> GIVEN REQUEST
Retype the data that follows line by line, exactly, and leave its pictures out.

--- begin RAW RECORDS ---

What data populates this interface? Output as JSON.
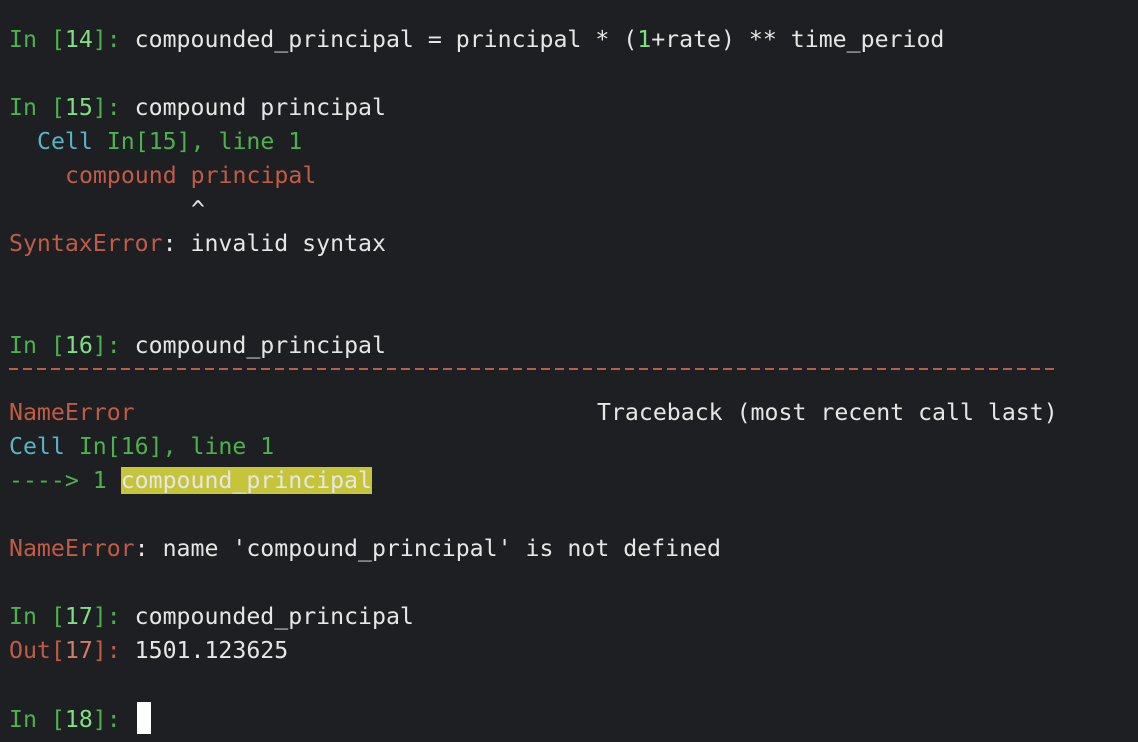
{
  "cells": {
    "c14": {
      "in_word": "In ",
      "num": "14",
      "code": "compounded_principal = principal * (",
      "code_num": "1",
      "code_rest": "+rate) ** time_period"
    },
    "c15": {
      "in_word": "In ",
      "num": "15",
      "code": "compound principal",
      "trace_cell": "Cell ",
      "trace_in": "In[15], line 1",
      "err_code_a": "compound ",
      "err_code_b": "principal",
      "caret": "^",
      "err_type": "SyntaxError",
      "err_msg": "invalid syntax"
    },
    "c16": {
      "in_word": "In ",
      "num": "16",
      "code": "compound_principal",
      "err_type": "NameError",
      "traceback": "Traceback (most recent call last)",
      "trace_cell": "Cell ",
      "trace_in": "In[16], line 1",
      "arrow": "----> 1 ",
      "highlight": "compound_principal",
      "err_msg": "name 'compound_principal' is not defined"
    },
    "c17": {
      "in_word": "In ",
      "num": "17",
      "code": "compounded_principal",
      "out_word": "Out",
      "out_num": "17",
      "result": "1501.123625"
    },
    "c18": {
      "in_word": "In ",
      "num": "18"
    }
  },
  "colors": {
    "background": "#1e1f22",
    "prompt_green": "#4bb34b",
    "error_red": "#c25b44",
    "cyan": "#58b3c4",
    "highlight": "#c6c53a"
  }
}
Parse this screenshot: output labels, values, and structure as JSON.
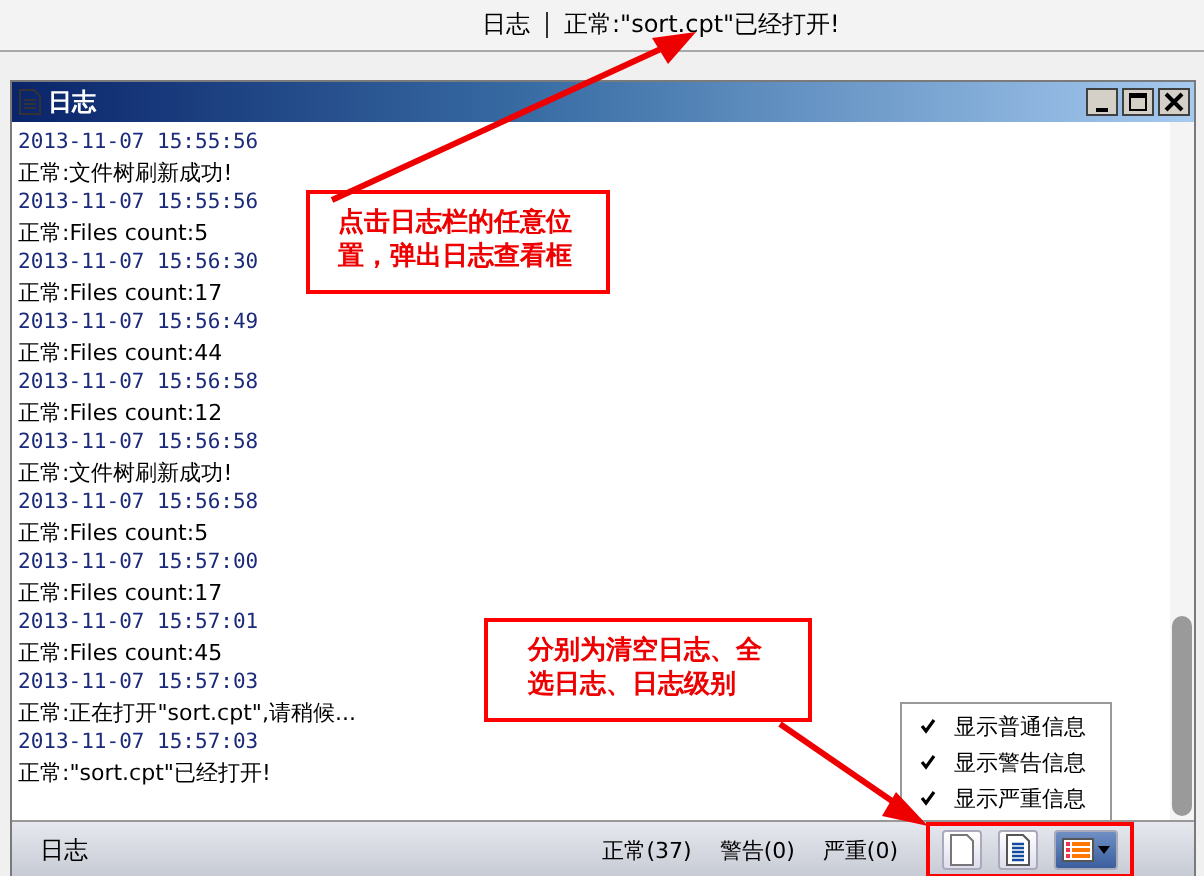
{
  "top_bar": {
    "label": "日志",
    "message": "正常:\"sort.cpt\"已经打开!"
  },
  "window": {
    "title": "日志"
  },
  "log": [
    {
      "time": "2013-11-07 15:55:56",
      "message": "正常:文件树刷新成功!"
    },
    {
      "time": "2013-11-07 15:55:56",
      "message": "正常:Files count:5"
    },
    {
      "time": "2013-11-07 15:56:30",
      "message": "正常:Files count:17"
    },
    {
      "time": "2013-11-07 15:56:49",
      "message": "正常:Files count:44"
    },
    {
      "time": "2013-11-07 15:56:58",
      "message": "正常:Files count:12"
    },
    {
      "time": "2013-11-07 15:56:58",
      "message": "正常:文件树刷新成功!"
    },
    {
      "time": "2013-11-07 15:56:58",
      "message": "正常:Files count:5"
    },
    {
      "time": "2013-11-07 15:57:00",
      "message": "正常:Files count:17"
    },
    {
      "time": "2013-11-07 15:57:01",
      "message": "正常:Files count:45"
    },
    {
      "time": "2013-11-07 15:57:03",
      "message": "正常:正在打开\"sort.cpt\",请稍候..."
    },
    {
      "time": "2013-11-07 15:57:03",
      "message": "正常:\"sort.cpt\"已经打开!"
    }
  ],
  "status_bar": {
    "label": "日志",
    "counts": [
      "正常(37)",
      "警告(0)",
      "严重(0)"
    ]
  },
  "level_menu": [
    {
      "label": "显示普通信息",
      "checked": true
    },
    {
      "label": "显示警告信息",
      "checked": true
    },
    {
      "label": "显示严重信息",
      "checked": true
    }
  ],
  "callouts": [
    "点击日志栏的任意位置，弹出日志查看框",
    "分别为清空日志、全选日志、日志级别"
  ]
}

--- end RAW RECORDS ---

> THE OUTPUT
What data populates this interface? Output as JSON.
{
  "cells": {
    "c14": {
      "in_word": "In ",
      "num": "14",
      "code": "compounded_principal = principal * (",
      "code_num": "1",
      "code_rest": "+rate) ** time_period"
    },
    "c15": {
      "in_word": "In ",
      "num": "15",
      "code": "compound principal",
      "trace_cell": "Cell ",
      "trace_in": "In[15], line 1",
      "err_code_a": "compound ",
      "err_code_b": "principal",
      "caret": "^",
      "err_type": "SyntaxError",
      "err_msg": "invalid syntax"
    },
    "c16": {
      "in_word": "In ",
      "num": "16",
      "code": "compound_principal",
      "err_type": "NameError",
      "traceback": "Traceback (most recent call last)",
      "trace_cell": "Cell ",
      "trace_in": "In[16], line 1",
      "arrow": "----> 1 ",
      "highlight": "compound_principal",
      "err_msg": "name 'compound_principal' is not defined"
    },
    "c17": {
      "in_word": "In ",
      "num": "17",
      "code": "compounded_principal",
      "out_word": "Out",
      "out_num": "17",
      "result": "1501.123625"
    },
    "c18": {
      "in_word": "In ",
      "num": "18"
    }
  },
  "colors": {
    "background": "#1e1f22",
    "prompt_green": "#4bb34b",
    "error_red": "#c25b44",
    "cyan": "#58b3c4",
    "highlight": "#c6c53a"
  }
}
Parse this screenshot: output labels, values, and structure as JSON.
{
  "top_bar": {
    "label": "日志",
    "message": "正常:\"sort.cpt\"已经打开!"
  },
  "window": {
    "title": "日志"
  },
  "log": [
    {
      "time": "2013-11-07 15:55:56",
      "message": "正常:文件树刷新成功!"
    },
    {
      "time": "2013-11-07 15:55:56",
      "message": "正常:Files count:5"
    },
    {
      "time": "2013-11-07 15:56:30",
      "message": "正常:Files count:17"
    },
    {
      "time": "2013-11-07 15:56:49",
      "message": "正常:Files count:44"
    },
    {
      "time": "2013-11-07 15:56:58",
      "message": "正常:Files count:12"
    },
    {
      "time": "2013-11-07 15:56:58",
      "message": "正常:文件树刷新成功!"
    },
    {
      "time": "2013-11-07 15:56:58",
      "message": "正常:Files count:5"
    },
    {
      "time": "2013-11-07 15:57:00",
      "message": "正常:Files count:17"
    },
    {
      "time": "2013-11-07 15:57:01",
      "message": "正常:Files count:45"
    },
    {
      "time": "2013-11-07 15:57:03",
      "message": "正常:正在打开\"sort.cpt\",请稍候..."
    },
    {
      "time": "2013-11-07 15:57:03",
      "message": "正常:\"sort.cpt\"已经打开!"
    }
  ],
  "status_bar": {
    "label": "日志",
    "counts": [
      "正常(37)",
      "警告(0)",
      "严重(0)"
    ]
  },
  "level_menu": [
    {
      "label": "显示普通信息",
      "checked": true
    },
    {
      "label": "显示警告信息",
      "checked": true
    },
    {
      "label": "显示严重信息",
      "checked": true
    }
  ],
  "callouts": [
    "点击日志栏的任意位置，弹出日志查看框",
    "分别为清空日志、全选日志、日志级别"
  ]
}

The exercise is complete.